**Set exercise:** Keep the pictures out of the copy and print all the entries below exactly.

**Data excerpts:**
** Start **
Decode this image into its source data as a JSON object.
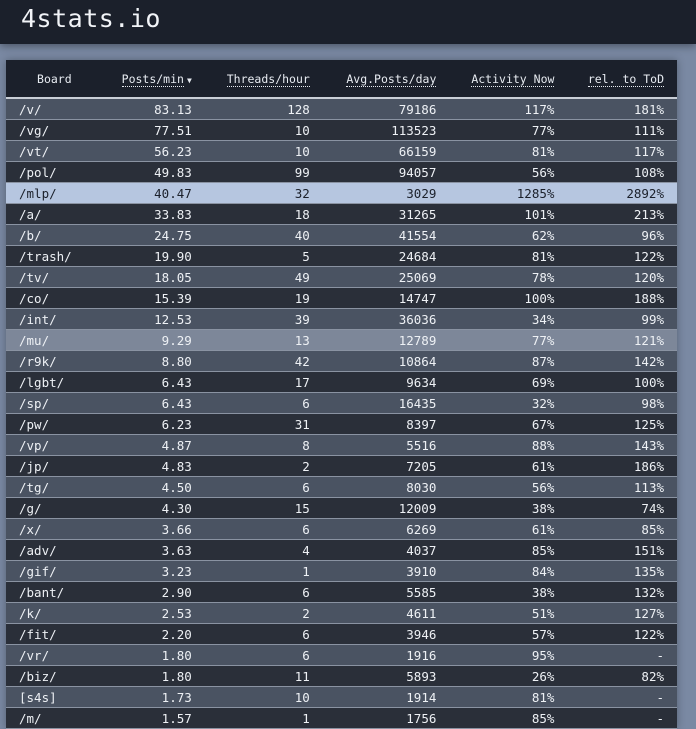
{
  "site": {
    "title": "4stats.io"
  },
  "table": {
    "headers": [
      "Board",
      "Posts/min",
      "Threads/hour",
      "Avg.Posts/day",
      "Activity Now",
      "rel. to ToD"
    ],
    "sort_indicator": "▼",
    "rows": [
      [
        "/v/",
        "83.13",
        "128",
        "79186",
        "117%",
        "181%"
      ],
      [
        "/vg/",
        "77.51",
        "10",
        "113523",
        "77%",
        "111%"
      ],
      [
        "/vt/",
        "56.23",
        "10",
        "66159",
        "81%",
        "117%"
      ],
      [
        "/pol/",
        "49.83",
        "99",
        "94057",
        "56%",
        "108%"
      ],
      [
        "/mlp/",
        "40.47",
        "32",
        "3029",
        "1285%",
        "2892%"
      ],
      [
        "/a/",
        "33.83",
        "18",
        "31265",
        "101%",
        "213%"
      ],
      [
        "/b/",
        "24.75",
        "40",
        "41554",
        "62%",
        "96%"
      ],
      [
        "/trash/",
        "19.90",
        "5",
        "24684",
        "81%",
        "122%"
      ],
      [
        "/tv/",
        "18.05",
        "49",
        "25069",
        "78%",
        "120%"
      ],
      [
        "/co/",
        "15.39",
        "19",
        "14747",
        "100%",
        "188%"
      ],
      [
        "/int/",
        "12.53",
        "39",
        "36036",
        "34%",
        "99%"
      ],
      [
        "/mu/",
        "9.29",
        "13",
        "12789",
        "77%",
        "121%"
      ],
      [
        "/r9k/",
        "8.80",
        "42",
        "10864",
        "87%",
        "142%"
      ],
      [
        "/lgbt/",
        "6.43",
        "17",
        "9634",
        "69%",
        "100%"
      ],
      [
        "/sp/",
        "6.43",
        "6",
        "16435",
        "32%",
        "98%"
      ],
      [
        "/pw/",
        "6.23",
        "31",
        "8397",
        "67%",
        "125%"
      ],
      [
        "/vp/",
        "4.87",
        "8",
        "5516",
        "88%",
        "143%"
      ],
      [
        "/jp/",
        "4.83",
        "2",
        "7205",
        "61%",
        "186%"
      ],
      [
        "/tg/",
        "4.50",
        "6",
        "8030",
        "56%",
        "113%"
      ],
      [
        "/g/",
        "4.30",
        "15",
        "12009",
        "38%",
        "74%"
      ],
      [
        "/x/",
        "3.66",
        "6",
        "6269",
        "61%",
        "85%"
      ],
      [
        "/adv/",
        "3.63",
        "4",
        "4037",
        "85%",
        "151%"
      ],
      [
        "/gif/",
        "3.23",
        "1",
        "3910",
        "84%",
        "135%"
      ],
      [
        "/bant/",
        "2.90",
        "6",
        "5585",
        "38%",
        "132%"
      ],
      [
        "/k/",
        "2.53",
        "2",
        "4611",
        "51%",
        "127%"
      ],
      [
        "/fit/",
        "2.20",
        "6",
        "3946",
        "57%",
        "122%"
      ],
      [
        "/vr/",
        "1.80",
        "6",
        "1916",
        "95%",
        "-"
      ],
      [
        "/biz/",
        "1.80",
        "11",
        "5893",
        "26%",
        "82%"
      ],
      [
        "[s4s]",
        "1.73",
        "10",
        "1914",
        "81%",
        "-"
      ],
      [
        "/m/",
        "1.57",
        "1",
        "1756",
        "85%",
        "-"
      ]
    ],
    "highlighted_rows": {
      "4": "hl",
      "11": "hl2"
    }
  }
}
** End **
**Solved exercise:**
Decode this image into its source data as a JSON object.
{
  "site": {
    "title": "4stats.io"
  },
  "table": {
    "headers": [
      "Board",
      "Posts/min",
      "Threads/hour",
      "Avg.Posts/day",
      "Activity Now",
      "rel. to ToD"
    ],
    "sort_indicator": "▼",
    "rows": [
      [
        "/v/",
        "83.13",
        "128",
        "79186",
        "117%",
        "181%"
      ],
      [
        "/vg/",
        "77.51",
        "10",
        "113523",
        "77%",
        "111%"
      ],
      [
        "/vt/",
        "56.23",
        "10",
        "66159",
        "81%",
        "117%"
      ],
      [
        "/pol/",
        "49.83",
        "99",
        "94057",
        "56%",
        "108%"
      ],
      [
        "/mlp/",
        "40.47",
        "32",
        "3029",
        "1285%",
        "2892%"
      ],
      [
        "/a/",
        "33.83",
        "18",
        "31265",
        "101%",
        "213%"
      ],
      [
        "/b/",
        "24.75",
        "40",
        "41554",
        "62%",
        "96%"
      ],
      [
        "/trash/",
        "19.90",
        "5",
        "24684",
        "81%",
        "122%"
      ],
      [
        "/tv/",
        "18.05",
        "49",
        "25069",
        "78%",
        "120%"
      ],
      [
        "/co/",
        "15.39",
        "19",
        "14747",
        "100%",
        "188%"
      ],
      [
        "/int/",
        "12.53",
        "39",
        "36036",
        "34%",
        "99%"
      ],
      [
        "/mu/",
        "9.29",
        "13",
        "12789",
        "77%",
        "121%"
      ],
      [
        "/r9k/",
        "8.80",
        "42",
        "10864",
        "87%",
        "142%"
      ],
      [
        "/lgbt/",
        "6.43",
        "17",
        "9634",
        "69%",
        "100%"
      ],
      [
        "/sp/",
        "6.43",
        "6",
        "16435",
        "32%",
        "98%"
      ],
      [
        "/pw/",
        "6.23",
        "31",
        "8397",
        "67%",
        "125%"
      ],
      [
        "/vp/",
        "4.87",
        "8",
        "5516",
        "88%",
        "143%"
      ],
      [
        "/jp/",
        "4.83",
        "2",
        "7205",
        "61%",
        "186%"
      ],
      [
        "/tg/",
        "4.50",
        "6",
        "8030",
        "56%",
        "113%"
      ],
      [
        "/g/",
        "4.30",
        "15",
        "12009",
        "38%",
        "74%"
      ],
      [
        "/x/",
        "3.66",
        "6",
        "6269",
        "61%",
        "85%"
      ],
      [
        "/adv/",
        "3.63",
        "4",
        "4037",
        "85%",
        "151%"
      ],
      [
        "/gif/",
        "3.23",
        "1",
        "3910",
        "84%",
        "135%"
      ],
      [
        "/bant/",
        "2.90",
        "6",
        "5585",
        "38%",
        "132%"
      ],
      [
        "/k/",
        "2.53",
        "2",
        "4611",
        "51%",
        "127%"
      ],
      [
        "/fit/",
        "2.20",
        "6",
        "3946",
        "57%",
        "122%"
      ],
      [
        "/vr/",
        "1.80",
        "6",
        "1916",
        "95%",
        "-"
      ],
      [
        "/biz/",
        "1.80",
        "11",
        "5893",
        "26%",
        "82%"
      ],
      [
        "[s4s]",
        "1.73",
        "10",
        "1914",
        "81%",
        "-"
      ],
      [
        "/m/",
        "1.57",
        "1",
        "1756",
        "85%",
        "-"
      ]
    ],
    "highlighted_rows": {
      "4": "hl",
      "11": "hl2"
    }
  }
}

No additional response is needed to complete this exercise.